TASK DETAILS: Lines that include the word "JSON" are the ones to copy.

PROVIDED DATA:
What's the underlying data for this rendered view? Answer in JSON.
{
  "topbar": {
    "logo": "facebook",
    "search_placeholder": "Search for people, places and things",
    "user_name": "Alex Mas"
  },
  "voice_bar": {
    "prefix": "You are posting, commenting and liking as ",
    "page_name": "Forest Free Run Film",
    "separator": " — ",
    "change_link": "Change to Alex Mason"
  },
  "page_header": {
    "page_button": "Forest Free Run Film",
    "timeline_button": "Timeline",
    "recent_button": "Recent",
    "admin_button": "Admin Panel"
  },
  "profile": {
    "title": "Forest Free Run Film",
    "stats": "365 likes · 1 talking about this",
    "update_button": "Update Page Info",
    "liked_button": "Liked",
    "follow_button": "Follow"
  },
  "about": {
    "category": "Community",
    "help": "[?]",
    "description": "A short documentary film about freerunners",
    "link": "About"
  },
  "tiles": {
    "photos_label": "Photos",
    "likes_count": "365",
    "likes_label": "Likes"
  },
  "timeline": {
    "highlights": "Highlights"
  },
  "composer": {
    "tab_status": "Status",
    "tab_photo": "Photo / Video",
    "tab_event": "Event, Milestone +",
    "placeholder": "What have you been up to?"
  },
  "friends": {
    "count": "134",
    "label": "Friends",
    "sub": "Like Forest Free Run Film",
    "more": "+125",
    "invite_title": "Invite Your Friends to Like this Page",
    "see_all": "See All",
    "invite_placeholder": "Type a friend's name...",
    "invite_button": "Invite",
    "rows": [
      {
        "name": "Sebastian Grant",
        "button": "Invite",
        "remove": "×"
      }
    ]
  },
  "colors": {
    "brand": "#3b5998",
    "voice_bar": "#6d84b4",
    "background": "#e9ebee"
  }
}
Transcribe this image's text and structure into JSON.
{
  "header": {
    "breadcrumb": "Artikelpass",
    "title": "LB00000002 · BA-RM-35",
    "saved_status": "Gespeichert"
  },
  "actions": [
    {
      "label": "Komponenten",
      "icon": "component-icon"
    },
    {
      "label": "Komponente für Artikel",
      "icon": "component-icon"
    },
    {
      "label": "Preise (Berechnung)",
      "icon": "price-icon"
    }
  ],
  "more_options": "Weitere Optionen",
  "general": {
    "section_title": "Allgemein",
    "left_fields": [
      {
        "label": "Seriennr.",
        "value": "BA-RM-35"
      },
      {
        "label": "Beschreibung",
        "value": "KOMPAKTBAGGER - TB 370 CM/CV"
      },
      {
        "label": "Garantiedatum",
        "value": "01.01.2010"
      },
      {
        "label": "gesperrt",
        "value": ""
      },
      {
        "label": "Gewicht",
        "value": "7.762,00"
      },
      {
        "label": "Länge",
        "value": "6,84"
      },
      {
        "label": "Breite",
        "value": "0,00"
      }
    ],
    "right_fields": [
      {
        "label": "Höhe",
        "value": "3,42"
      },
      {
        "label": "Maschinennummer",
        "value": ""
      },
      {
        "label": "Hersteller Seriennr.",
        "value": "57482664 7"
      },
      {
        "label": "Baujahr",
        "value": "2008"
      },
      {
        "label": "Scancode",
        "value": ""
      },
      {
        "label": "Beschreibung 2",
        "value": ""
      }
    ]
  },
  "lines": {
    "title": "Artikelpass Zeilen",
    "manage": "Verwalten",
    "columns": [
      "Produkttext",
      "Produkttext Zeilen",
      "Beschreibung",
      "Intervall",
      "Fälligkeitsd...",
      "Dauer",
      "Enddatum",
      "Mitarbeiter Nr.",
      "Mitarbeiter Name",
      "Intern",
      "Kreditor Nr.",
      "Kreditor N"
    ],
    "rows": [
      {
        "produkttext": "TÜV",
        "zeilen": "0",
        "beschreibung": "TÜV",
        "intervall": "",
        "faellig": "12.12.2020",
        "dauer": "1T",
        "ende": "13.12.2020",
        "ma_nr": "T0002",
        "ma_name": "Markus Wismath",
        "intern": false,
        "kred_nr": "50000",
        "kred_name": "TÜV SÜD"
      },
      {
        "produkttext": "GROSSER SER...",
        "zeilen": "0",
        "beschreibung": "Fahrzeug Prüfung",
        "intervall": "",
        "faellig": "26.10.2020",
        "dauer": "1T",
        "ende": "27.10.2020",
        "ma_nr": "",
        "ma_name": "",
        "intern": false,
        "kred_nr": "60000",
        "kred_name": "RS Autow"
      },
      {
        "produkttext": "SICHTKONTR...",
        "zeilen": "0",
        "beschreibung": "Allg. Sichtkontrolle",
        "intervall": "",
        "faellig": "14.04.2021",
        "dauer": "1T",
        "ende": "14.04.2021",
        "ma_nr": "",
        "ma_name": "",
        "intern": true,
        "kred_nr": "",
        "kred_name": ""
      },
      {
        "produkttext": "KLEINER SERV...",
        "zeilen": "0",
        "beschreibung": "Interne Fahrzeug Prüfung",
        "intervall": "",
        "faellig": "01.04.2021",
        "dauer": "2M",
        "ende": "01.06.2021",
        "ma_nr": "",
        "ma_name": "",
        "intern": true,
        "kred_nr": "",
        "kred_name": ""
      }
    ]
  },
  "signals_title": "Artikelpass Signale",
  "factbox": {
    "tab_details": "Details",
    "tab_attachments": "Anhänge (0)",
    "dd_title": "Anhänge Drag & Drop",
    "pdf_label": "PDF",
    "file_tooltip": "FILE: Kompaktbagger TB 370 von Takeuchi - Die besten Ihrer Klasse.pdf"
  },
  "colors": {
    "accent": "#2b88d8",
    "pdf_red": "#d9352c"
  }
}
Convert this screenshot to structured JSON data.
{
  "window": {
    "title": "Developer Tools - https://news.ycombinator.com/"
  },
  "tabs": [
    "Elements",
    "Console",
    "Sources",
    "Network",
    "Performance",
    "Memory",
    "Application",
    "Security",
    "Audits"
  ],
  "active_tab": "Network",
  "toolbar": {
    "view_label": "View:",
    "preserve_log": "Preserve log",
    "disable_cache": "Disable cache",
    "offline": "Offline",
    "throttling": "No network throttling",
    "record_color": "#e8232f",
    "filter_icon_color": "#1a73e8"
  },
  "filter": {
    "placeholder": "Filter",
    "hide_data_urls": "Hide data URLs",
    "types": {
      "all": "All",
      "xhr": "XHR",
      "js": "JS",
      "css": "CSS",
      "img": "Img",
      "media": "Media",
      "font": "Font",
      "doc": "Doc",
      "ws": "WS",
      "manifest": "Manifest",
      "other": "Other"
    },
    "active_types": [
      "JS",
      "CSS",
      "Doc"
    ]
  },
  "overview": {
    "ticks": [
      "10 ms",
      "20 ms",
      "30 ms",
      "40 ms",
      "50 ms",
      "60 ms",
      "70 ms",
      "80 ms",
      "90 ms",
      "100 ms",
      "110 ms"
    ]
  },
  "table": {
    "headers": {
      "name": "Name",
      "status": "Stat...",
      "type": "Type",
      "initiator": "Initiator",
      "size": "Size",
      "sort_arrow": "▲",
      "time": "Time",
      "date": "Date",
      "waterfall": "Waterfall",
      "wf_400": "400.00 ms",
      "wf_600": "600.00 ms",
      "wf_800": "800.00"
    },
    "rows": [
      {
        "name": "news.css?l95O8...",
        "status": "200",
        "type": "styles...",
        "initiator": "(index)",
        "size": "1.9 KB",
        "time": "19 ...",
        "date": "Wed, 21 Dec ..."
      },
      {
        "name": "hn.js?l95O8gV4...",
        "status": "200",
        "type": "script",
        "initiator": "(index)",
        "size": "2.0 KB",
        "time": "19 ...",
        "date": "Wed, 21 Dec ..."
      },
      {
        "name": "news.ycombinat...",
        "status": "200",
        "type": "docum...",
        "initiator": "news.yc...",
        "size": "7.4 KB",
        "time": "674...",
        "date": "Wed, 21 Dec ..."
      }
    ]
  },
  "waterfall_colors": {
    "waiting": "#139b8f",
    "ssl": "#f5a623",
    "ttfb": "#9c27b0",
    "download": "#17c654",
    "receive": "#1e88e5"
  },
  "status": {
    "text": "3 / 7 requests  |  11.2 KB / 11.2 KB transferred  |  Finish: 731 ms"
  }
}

REPLY TO THE TASK:
What's the underlying data for this rendered view? Answer in JSON.
Transcribe this image's text and structure into JSON.
Convert this screenshot to structured JSON data.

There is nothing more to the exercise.